Output every entry exactly, from the first line to the last.

Chart and figure data
(begin)
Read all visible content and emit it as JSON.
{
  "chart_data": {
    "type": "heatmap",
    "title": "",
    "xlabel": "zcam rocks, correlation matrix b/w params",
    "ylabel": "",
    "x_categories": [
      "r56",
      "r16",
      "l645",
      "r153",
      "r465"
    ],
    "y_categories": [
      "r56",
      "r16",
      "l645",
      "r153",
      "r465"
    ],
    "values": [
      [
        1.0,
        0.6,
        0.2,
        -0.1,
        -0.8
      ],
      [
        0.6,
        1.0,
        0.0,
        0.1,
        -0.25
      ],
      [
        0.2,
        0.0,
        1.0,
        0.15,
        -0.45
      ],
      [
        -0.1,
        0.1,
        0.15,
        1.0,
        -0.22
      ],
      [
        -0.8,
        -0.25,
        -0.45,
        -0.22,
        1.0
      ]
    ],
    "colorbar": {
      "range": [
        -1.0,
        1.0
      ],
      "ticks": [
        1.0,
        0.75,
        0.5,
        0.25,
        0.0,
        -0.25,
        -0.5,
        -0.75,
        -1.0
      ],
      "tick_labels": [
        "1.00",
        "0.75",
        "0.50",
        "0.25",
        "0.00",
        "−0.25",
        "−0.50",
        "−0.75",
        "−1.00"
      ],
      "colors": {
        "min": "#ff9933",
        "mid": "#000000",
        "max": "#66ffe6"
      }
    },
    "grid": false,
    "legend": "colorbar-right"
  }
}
(end)
Answer to this task:
Read all visible content and emit it as JSON.
{
  "chart_data": {
    "type": "heatmap",
    "title": "",
    "xlabel": "zcam rocks, correlation matrix b/w params",
    "ylabel": "",
    "x_categories": [
      "r56",
      "r16",
      "l645",
      "r153",
      "r465"
    ],
    "y_categories": [
      "r56",
      "r16",
      "l645",
      "r153",
      "r465"
    ],
    "values": [
      [
        1.0,
        0.6,
        0.2,
        -0.1,
        -0.8
      ],
      [
        0.6,
        1.0,
        0.0,
        0.1,
        -0.25
      ],
      [
        0.2,
        0.0,
        1.0,
        0.15,
        -0.45
      ],
      [
        -0.1,
        0.1,
        0.15,
        1.0,
        -0.22
      ],
      [
        -0.8,
        -0.25,
        -0.45,
        -0.22,
        1.0
      ]
    ],
    "colorbar": {
      "range": [
        -1.0,
        1.0
      ],
      "ticks": [
        1.0,
        0.75,
        0.5,
        0.25,
        0.0,
        -0.25,
        -0.5,
        -0.75,
        -1.0
      ],
      "tick_labels": [
        "1.00",
        "0.75",
        "0.50",
        "0.25",
        "0.00",
        "−0.25",
        "−0.50",
        "−0.75",
        "−1.00"
      ],
      "colors": {
        "min": "#ff9933",
        "mid": "#000000",
        "max": "#66ffe6"
      }
    },
    "grid": false,
    "legend": "colorbar-right"
  }
}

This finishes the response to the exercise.